Only a number is wanted: the count of lines in this listing that contain "label".

## start GIVEN DATA

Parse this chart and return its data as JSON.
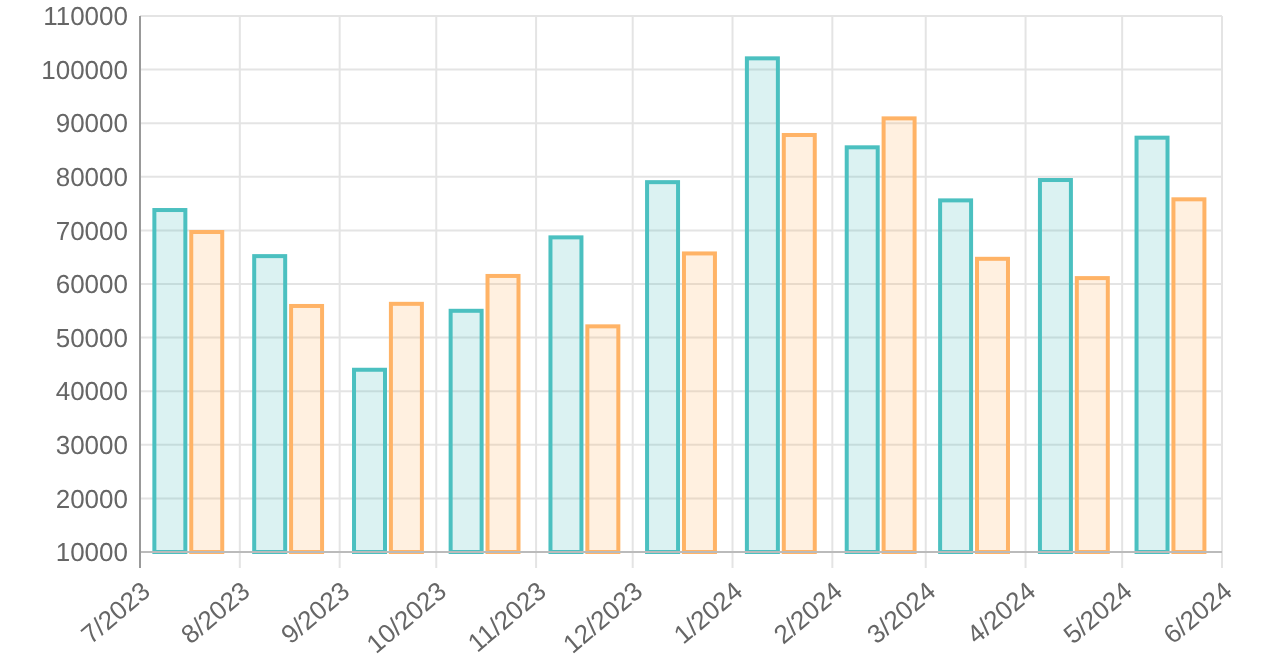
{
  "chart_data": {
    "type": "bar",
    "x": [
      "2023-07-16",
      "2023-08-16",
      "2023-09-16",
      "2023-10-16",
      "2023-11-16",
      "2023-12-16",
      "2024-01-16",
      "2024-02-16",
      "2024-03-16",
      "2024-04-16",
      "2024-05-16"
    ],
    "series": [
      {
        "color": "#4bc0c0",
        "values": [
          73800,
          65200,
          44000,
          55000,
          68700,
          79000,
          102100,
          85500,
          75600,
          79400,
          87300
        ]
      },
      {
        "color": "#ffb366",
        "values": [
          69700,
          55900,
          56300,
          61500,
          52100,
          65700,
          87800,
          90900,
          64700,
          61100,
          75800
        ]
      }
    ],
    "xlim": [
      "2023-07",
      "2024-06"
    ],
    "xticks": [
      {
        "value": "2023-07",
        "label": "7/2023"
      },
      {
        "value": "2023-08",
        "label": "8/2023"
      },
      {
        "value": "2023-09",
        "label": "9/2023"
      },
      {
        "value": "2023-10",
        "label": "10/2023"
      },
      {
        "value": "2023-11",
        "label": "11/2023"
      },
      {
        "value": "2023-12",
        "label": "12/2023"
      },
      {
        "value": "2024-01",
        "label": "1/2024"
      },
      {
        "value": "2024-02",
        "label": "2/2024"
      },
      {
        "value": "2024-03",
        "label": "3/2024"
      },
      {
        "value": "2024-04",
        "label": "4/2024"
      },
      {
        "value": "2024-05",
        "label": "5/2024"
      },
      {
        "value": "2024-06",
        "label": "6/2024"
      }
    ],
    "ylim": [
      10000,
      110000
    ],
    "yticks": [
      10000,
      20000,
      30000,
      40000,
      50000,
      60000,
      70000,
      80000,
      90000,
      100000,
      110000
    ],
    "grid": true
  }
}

## end GIVEN DATA

WORKED SOLUTION:
12